(Items listed in a dataset)

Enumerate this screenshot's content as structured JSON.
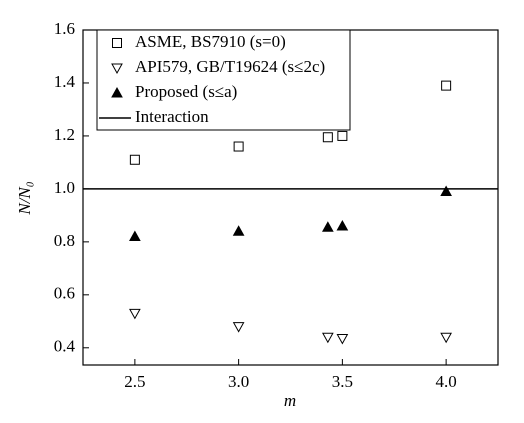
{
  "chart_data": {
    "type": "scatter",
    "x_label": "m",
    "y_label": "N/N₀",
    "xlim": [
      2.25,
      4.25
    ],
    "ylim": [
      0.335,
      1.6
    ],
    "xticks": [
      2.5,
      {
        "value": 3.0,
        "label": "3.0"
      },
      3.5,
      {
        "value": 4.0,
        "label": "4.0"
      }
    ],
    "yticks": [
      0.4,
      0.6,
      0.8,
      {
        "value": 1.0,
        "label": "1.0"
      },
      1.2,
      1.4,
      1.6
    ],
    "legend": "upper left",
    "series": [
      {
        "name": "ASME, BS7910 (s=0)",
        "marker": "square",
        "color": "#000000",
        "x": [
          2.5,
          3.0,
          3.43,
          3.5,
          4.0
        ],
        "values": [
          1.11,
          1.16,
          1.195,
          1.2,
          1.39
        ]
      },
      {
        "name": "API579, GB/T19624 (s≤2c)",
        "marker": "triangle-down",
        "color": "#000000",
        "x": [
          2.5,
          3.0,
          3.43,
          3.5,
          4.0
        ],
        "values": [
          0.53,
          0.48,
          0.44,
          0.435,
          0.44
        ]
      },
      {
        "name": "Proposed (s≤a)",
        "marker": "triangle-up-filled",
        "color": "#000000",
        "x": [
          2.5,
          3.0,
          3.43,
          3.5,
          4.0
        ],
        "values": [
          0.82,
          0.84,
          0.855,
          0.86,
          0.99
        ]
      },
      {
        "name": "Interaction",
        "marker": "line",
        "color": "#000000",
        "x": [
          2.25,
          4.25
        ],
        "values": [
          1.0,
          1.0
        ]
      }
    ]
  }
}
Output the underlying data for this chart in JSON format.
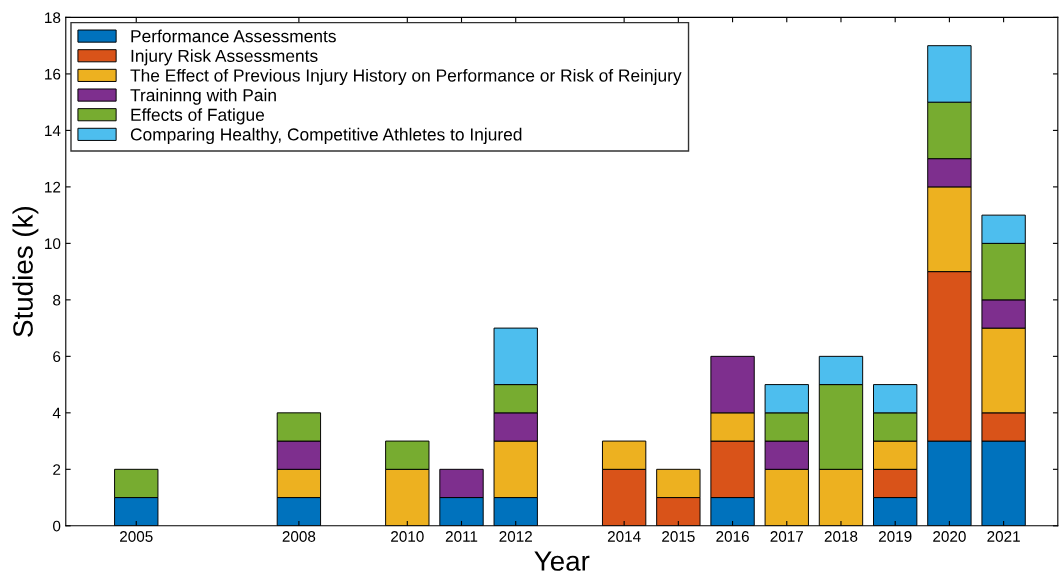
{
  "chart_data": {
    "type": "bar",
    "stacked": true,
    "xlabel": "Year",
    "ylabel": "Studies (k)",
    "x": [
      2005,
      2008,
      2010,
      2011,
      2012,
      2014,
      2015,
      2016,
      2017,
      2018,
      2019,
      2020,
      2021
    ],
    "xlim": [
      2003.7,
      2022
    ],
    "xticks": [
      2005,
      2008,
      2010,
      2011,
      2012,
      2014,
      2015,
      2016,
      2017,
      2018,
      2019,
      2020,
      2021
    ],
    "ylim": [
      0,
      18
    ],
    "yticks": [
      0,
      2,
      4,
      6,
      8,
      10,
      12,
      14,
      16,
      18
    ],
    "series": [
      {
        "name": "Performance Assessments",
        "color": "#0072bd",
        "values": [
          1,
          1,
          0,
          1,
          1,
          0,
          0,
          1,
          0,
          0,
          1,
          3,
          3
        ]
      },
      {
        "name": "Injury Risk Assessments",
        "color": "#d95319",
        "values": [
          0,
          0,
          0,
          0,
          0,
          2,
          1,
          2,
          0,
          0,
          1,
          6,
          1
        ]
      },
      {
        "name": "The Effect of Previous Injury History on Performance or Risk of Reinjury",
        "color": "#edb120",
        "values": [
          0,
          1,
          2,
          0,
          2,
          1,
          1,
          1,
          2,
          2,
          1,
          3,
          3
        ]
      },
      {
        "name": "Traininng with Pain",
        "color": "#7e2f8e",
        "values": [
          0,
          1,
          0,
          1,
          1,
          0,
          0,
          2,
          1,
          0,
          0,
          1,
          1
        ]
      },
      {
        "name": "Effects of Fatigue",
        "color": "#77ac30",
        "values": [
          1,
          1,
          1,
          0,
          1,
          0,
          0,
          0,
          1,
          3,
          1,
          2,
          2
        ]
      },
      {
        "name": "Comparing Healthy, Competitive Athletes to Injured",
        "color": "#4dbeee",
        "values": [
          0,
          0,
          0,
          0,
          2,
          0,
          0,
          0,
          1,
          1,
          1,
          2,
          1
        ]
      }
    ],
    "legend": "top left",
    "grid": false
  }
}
==
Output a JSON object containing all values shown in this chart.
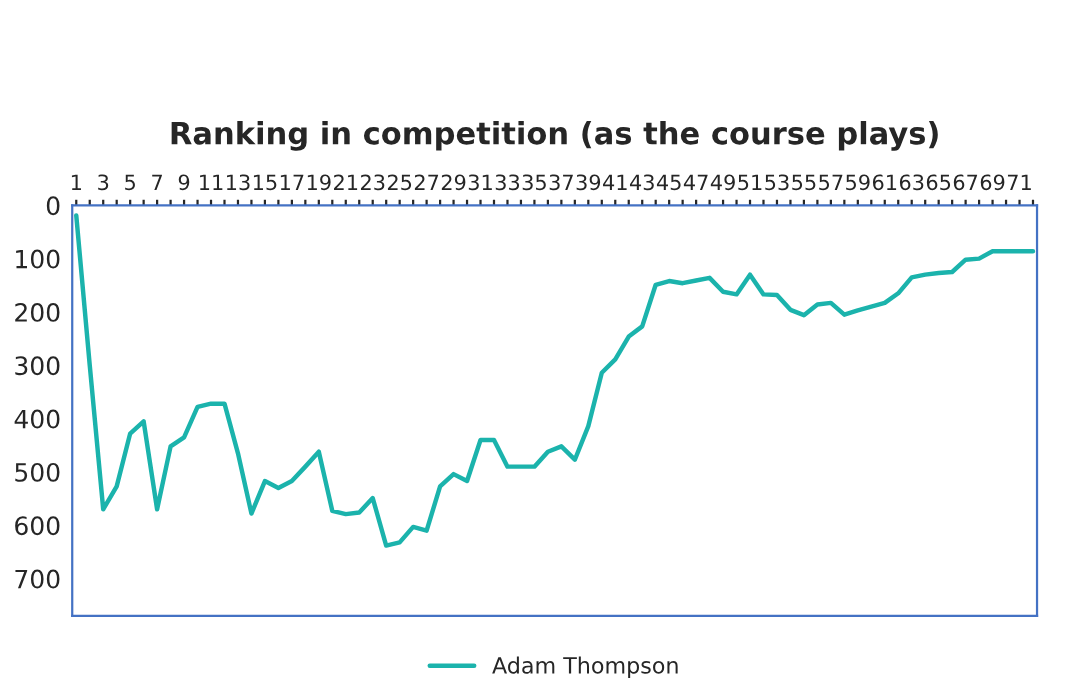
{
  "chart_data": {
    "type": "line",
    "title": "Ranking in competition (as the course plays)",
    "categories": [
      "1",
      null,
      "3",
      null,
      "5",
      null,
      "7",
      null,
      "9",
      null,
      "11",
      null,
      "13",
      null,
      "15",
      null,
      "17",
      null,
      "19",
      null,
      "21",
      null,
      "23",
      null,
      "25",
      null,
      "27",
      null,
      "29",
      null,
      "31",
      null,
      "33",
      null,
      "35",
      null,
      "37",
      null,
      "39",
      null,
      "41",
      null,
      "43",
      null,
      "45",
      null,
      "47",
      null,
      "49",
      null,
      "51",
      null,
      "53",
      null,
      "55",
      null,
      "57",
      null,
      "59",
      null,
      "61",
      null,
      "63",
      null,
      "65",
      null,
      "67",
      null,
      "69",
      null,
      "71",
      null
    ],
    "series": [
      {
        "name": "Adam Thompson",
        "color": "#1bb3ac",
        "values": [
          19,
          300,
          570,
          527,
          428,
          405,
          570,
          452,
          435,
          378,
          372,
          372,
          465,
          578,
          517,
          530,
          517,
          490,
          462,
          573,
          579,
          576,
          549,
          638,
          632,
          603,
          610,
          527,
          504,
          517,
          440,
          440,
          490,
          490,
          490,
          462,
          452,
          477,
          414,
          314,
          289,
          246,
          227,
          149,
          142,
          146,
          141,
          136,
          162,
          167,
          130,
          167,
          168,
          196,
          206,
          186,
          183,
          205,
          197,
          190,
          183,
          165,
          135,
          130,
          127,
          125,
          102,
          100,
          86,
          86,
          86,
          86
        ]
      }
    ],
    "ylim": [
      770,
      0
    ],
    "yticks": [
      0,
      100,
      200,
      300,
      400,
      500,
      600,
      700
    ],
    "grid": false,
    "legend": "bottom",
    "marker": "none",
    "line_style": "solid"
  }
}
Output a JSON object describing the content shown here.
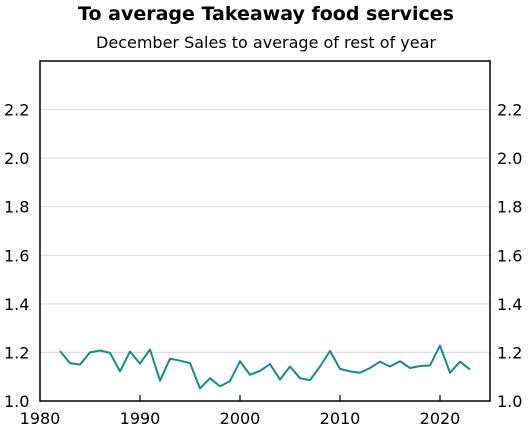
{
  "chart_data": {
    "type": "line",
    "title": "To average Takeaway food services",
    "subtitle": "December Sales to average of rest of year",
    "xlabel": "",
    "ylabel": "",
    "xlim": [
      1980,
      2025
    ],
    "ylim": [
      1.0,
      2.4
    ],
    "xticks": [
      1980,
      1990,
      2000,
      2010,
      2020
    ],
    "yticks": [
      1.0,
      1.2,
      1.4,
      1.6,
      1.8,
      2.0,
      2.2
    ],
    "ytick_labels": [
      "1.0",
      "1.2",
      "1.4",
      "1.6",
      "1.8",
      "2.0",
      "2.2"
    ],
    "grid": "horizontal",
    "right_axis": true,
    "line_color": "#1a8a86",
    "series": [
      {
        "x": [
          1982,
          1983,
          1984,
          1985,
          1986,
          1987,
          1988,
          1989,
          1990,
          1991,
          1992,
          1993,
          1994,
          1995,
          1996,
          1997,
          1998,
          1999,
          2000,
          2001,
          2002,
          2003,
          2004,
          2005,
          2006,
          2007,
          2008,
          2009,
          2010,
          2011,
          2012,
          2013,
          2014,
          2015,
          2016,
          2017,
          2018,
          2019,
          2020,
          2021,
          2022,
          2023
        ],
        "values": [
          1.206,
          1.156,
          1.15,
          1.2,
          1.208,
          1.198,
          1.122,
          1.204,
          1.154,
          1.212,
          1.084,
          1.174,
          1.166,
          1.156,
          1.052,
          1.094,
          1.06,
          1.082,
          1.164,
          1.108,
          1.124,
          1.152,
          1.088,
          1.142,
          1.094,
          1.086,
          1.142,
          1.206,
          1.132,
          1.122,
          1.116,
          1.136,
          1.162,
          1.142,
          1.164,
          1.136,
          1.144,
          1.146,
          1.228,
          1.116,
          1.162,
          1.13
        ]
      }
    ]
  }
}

Objective: Look through the entries and return every line where "this" appears.

Exercise solution:
Enumerate this screenshot's content as structured JSON.
Output the underlying data for this chart in JSON format.
Output a JSON object containing all values shown in this chart.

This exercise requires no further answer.